Start of EXERCISE MATERIAL

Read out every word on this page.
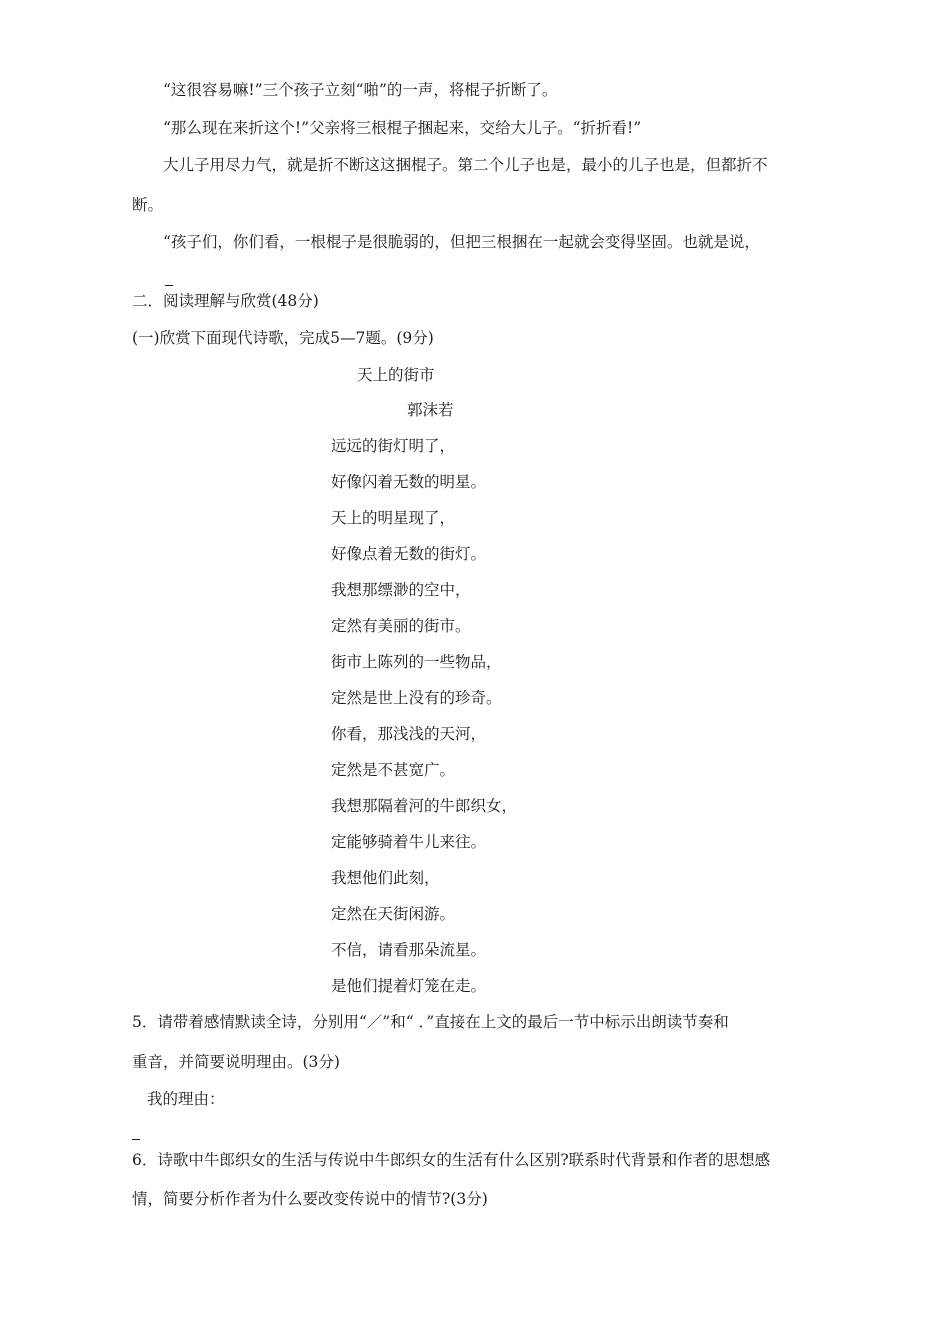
“这很容易嘛!”三个孩子立刻“啪”的一声，将棍子折断了。
“那么现在来折这个!”父亲将三根棍子捆起来，交给大儿子。“折折看!”
大儿子用尽力气，就是折不断这这捆棍子。第二个儿子也是，最小的儿子也是，但都折不
断。
“孩子们，你们看，一根棍子是很脆弱的，但把三根捆在一起就会变得坚固。也就是说，
二．阅读理解与欣赏(48分)
(一)欣赏下面现代诗歌，完成5—7题。(9分)
天上的街市
郭沫若
远远的街灯明了，
好像闪着无数的明星。
天上的明星现了，
好像点着无数的街灯。
我想那缥渺的空中，
定然有美丽的街市。
街市上陈列的一些物品，
定然是世上没有的珍奇。
你看，那浅浅的天河，
定然是不甚宽广。
我想那隔着河的牛郎织女，
定能够骑着牛儿来往。
我想他们此刻，
定然在天街闲游。
不信，请看那朵流星。
是他们提着灯笼在走。
5．请带着感情默读全诗，分别用“／”和“ ．”直接在上文的最后一节中标示出朗读节奏和
重音，并简要说明理由。(3分)
我的理由：
6．诗歌中牛郎织女的生活与传说中牛郎织女的生活有什么区别?联系时代背景和作者的思想感
情，简要分析作者为什么要改变传说中的情节?(3分)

End of EXERCISE MATERIAL

• **WHAT IS REQUIRED**
Print out the whole of the material word for word, without pictures.

• **ANSWER FOR THIS EXERCISE**
Read out every word on this page.
“这很容易嘛!”三个孩子立刻“啪”的一声，将棍子折断了。
“那么现在来折这个!”父亲将三根棍子捆起来，交给大儿子。“折折看!”
大儿子用尽力气，就是折不断这这捆棍子。第二个儿子也是，最小的儿子也是，但都折不
断。
“孩子们，你们看，一根棍子是很脆弱的，但把三根捆在一起就会变得坚固。也就是说，
二．阅读理解与欣赏(48分)
(一)欣赏下面现代诗歌，完成5—7题。(9分)
天上的街市
郭沫若
远远的街灯明了，
好像闪着无数的明星。
天上的明星现了，
好像点着无数的街灯。
我想那缥渺的空中，
定然有美丽的街市。
街市上陈列的一些物品，
定然是世上没有的珍奇。
你看，那浅浅的天河，
定然是不甚宽广。
我想那隔着河的牛郎织女，
定能够骑着牛儿来往。
我想他们此刻，
定然在天街闲游。
不信，请看那朵流星。
是他们提着灯笼在走。
5．请带着感情默读全诗，分别用“／”和“ ．”直接在上文的最后一节中标示出朗读节奏和
重音，并简要说明理由。(3分)
我的理由：
6．诗歌中牛郎织女的生活与传说中牛郎织女的生活有什么区别?联系时代背景和作者的思想感
情，简要分析作者为什么要改变传说中的情节?(3分)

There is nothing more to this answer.